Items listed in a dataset
■ ■ ■ ■ ■

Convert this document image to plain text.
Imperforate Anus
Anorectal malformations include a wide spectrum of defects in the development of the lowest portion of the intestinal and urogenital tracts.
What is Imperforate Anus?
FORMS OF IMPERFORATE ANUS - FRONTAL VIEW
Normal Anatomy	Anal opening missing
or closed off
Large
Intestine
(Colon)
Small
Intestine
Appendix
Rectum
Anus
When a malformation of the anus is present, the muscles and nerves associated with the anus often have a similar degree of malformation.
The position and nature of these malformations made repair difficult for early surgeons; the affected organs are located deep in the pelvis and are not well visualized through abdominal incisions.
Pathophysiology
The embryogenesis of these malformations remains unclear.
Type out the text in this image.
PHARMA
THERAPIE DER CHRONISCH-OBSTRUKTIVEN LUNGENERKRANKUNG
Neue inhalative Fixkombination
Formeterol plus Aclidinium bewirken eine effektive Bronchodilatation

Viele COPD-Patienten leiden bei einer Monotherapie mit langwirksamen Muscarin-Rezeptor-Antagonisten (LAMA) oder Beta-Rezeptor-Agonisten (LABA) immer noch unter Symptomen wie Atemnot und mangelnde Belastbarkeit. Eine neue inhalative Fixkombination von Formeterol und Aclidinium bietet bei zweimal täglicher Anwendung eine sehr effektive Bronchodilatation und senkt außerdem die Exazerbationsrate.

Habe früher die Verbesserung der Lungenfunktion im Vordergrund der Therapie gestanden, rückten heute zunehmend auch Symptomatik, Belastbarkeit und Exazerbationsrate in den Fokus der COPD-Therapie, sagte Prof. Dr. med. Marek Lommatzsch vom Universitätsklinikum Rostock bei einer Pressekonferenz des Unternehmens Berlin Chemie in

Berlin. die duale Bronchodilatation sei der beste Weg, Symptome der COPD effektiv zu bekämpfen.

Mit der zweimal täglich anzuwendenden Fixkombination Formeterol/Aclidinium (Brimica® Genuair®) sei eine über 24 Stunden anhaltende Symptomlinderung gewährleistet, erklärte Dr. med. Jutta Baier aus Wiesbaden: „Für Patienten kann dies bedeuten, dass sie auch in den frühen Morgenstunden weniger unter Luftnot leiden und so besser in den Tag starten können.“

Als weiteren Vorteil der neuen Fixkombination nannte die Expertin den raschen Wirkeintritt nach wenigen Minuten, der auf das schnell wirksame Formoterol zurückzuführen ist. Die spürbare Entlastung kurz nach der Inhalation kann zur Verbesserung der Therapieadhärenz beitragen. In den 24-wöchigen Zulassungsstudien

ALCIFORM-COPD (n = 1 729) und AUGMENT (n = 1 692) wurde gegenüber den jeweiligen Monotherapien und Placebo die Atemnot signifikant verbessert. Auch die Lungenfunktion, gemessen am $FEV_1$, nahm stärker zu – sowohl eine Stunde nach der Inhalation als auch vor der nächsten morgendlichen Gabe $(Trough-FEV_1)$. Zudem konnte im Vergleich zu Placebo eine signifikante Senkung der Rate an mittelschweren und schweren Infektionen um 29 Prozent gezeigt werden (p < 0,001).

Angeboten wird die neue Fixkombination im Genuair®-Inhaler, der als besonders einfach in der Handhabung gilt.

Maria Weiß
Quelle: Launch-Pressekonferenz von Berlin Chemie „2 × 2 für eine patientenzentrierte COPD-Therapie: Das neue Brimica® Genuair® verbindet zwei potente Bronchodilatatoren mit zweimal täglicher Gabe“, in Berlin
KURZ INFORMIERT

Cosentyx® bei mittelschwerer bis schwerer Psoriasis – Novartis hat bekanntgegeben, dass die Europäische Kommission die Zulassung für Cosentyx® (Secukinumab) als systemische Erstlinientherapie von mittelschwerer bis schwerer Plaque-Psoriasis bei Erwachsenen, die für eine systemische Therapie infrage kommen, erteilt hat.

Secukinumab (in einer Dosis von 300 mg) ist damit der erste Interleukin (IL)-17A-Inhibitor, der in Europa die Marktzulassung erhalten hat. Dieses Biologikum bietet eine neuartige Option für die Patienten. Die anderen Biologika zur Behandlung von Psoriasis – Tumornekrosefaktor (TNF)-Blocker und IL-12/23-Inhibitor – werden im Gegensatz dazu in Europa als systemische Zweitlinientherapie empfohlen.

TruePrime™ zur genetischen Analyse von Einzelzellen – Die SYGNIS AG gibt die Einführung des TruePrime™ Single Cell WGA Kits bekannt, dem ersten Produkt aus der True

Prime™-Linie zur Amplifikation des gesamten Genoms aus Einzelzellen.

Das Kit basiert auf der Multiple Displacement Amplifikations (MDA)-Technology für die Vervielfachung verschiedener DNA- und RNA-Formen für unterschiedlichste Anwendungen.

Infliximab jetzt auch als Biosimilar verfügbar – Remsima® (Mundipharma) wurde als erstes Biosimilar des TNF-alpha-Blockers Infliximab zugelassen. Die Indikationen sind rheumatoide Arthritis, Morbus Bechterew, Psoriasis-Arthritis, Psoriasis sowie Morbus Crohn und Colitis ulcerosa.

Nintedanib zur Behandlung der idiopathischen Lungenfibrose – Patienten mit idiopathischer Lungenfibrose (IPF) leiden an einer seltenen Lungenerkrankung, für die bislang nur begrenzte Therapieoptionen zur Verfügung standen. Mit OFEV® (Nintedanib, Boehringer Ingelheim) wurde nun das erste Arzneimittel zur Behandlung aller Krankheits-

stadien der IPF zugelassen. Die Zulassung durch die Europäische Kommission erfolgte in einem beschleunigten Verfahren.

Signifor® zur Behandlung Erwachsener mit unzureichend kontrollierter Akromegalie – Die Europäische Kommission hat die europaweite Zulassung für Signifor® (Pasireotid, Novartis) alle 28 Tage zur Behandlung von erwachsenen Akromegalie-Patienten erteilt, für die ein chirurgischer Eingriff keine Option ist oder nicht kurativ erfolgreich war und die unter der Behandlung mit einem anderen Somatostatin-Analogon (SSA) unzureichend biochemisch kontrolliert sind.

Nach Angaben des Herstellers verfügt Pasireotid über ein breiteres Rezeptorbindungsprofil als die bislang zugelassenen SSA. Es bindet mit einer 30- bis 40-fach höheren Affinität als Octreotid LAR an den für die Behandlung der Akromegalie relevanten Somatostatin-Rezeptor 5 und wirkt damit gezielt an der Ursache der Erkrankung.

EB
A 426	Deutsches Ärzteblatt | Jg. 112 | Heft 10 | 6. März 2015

■ ■ ■ ■ ■

Pull out each line of the entries that contains "Akromegalie".

Signifor® zur Behandlung Erwachsener mit unzureichend kontrollierter Akromegalie – Die Europäische Kommission hat die europaweite Zulassung für Signifor® (Pasireotid, Novartis) alle 28 Tage zur Behandlung von erwachsenen Akromegalie-Patienten erteilt, für die ein chirurgischer Eingriff keine Option ist oder nicht kurativ erfolgreich war und die unter der Behandlung mit einem anderen Somatostatin-Analogon (SSA) unzureichend biochemisch kontrolliert sind.
Nach Angaben des Herstellers verfügt Pasireotid über ein breiteres Rezeptorbindungsprofil als die bislang zugelassenen SSA. Es bindet mit einer 30- bis 40-fach höheren Affinität als Octreotid LAR an den für die Behandlung der Akromegalie relevanten Somatostatin-Rezeptor 5 und wirkt damit gezielt an der Ursache der Erkrankung.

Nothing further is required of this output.